• _Task instructions_: Lines holding the string "педагогической" are the ones to copy; find them all in the data.

Begin

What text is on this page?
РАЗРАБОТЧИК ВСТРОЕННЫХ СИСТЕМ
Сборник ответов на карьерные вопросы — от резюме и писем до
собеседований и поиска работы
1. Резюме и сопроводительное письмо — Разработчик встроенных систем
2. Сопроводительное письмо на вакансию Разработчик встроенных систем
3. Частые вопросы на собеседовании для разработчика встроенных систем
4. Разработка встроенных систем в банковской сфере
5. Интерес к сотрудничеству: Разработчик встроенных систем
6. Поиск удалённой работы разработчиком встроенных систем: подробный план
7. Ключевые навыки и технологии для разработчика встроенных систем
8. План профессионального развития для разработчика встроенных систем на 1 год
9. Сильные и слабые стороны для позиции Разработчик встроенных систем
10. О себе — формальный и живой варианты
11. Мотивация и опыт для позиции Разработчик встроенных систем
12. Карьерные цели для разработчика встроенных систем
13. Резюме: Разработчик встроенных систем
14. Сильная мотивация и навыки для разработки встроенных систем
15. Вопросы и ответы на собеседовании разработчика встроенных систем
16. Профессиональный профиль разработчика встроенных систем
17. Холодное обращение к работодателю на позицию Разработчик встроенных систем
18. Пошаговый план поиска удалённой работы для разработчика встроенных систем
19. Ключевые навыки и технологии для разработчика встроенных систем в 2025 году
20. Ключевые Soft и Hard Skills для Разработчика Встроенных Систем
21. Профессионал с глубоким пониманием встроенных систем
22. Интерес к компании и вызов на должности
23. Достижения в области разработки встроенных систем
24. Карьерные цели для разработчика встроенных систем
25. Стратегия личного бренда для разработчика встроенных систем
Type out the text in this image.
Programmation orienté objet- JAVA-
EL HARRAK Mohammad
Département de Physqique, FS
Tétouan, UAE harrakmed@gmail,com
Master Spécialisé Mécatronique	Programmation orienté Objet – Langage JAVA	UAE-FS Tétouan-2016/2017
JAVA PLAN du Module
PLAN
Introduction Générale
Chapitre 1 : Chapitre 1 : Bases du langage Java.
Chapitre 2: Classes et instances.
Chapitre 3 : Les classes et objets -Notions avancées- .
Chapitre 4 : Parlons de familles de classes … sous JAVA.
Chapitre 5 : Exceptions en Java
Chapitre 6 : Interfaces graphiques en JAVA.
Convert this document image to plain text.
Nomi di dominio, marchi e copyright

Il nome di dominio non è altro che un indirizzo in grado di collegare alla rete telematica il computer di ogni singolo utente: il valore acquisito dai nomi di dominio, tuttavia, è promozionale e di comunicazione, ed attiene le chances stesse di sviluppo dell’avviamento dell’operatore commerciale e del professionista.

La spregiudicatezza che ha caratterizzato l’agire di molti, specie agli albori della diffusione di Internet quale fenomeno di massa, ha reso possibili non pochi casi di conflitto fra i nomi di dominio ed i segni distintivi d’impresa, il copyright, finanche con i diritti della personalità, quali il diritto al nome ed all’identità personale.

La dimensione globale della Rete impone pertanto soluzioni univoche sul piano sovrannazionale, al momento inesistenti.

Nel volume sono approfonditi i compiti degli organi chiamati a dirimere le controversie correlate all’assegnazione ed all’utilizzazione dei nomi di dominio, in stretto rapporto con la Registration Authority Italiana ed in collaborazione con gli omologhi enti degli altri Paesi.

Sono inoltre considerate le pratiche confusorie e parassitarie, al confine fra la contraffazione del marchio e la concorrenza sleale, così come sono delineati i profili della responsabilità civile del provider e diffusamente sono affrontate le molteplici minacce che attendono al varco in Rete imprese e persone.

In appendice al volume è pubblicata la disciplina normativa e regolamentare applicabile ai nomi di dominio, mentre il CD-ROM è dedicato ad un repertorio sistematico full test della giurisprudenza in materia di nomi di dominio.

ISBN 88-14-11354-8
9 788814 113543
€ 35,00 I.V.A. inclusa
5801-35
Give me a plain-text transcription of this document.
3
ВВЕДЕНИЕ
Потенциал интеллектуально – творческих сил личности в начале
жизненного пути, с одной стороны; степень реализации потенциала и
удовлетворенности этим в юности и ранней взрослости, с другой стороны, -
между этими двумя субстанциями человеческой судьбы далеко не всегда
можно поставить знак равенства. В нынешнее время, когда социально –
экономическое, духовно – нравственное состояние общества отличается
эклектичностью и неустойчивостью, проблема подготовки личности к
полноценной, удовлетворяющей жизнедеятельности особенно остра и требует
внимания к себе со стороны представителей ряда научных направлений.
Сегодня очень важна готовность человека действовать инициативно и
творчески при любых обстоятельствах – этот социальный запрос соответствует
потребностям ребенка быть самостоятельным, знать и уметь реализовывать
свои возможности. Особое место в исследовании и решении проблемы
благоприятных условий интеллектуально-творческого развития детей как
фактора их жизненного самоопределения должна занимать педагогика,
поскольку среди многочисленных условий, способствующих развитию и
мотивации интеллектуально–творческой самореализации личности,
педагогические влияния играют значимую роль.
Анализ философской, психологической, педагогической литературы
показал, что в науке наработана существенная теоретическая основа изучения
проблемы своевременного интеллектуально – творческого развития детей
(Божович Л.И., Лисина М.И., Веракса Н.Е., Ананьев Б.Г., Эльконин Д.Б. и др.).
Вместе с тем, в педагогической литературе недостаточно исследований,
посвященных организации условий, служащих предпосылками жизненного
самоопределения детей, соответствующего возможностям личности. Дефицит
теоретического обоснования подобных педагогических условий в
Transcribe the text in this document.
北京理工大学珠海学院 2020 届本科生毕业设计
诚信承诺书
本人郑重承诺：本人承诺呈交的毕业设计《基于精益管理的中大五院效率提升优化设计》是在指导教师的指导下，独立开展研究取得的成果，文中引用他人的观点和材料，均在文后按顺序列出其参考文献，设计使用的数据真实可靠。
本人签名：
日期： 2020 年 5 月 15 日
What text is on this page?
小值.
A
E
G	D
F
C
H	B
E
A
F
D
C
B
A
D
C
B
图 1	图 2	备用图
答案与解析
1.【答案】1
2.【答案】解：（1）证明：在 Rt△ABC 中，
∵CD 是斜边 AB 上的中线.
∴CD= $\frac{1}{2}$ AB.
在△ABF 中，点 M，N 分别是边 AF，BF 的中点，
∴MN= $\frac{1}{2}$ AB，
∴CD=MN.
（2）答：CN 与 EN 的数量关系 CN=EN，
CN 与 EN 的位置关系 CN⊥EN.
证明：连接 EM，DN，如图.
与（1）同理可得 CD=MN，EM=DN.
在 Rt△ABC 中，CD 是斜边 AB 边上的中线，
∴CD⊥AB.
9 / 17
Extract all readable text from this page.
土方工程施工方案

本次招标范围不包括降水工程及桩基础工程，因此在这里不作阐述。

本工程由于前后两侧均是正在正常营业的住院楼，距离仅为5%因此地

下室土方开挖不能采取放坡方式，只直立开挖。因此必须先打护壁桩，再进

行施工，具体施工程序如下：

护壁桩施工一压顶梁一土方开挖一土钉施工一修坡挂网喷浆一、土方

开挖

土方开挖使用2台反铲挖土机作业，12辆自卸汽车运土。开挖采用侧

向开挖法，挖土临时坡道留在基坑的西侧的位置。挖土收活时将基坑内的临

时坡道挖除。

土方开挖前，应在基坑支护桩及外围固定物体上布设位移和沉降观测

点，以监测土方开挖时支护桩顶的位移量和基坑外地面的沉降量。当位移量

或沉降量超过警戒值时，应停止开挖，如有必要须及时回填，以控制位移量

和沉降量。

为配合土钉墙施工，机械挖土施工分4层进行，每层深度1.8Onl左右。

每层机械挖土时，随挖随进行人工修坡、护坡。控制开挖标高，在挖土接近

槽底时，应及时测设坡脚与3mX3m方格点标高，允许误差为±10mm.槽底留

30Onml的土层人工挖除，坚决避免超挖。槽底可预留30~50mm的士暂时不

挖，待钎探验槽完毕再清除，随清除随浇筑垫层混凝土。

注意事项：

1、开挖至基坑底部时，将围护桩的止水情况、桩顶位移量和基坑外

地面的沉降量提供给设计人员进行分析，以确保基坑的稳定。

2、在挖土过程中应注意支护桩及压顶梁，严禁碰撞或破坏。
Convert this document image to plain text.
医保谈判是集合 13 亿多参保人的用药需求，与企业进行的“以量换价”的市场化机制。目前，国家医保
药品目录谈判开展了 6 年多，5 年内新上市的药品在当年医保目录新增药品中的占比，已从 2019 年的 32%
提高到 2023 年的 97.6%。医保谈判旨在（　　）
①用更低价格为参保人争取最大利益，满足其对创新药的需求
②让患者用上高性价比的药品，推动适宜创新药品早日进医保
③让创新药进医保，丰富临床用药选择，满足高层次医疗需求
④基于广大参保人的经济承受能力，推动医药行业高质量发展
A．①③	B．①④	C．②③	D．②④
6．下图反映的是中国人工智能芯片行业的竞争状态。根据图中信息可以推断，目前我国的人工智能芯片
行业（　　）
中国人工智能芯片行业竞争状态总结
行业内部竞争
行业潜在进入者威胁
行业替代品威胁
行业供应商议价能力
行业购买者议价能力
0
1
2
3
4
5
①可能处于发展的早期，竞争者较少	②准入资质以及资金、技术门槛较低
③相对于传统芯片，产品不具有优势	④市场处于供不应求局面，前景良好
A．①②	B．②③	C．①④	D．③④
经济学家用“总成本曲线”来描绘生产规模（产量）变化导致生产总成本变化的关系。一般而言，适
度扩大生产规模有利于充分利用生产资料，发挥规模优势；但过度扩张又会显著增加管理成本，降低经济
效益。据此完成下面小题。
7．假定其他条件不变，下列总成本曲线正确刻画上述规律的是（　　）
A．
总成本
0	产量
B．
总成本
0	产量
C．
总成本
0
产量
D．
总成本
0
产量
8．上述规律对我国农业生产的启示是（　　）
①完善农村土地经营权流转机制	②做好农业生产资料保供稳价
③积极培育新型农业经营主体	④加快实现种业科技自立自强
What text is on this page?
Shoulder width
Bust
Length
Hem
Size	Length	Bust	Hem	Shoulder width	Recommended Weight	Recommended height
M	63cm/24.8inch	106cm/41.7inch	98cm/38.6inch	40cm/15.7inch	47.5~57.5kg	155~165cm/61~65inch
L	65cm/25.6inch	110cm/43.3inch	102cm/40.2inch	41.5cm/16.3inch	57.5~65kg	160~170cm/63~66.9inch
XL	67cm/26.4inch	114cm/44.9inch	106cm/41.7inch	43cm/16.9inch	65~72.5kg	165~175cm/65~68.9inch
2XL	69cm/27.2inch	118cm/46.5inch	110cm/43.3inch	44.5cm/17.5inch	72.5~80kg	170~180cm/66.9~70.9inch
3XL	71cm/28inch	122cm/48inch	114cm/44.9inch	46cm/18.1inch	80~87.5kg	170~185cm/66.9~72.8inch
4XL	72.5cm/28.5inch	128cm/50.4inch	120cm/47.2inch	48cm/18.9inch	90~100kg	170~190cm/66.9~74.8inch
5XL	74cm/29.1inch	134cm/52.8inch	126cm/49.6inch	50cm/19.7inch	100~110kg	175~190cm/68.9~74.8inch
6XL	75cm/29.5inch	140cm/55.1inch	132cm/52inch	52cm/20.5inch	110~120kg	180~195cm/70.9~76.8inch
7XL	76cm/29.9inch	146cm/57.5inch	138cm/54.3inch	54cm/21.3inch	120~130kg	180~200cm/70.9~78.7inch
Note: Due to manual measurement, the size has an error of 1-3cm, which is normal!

End

• _Task response_:
Анализ философской, психологической, педагогической литературы
Вместе с тем, в педагогической литературе недостаточно исследований,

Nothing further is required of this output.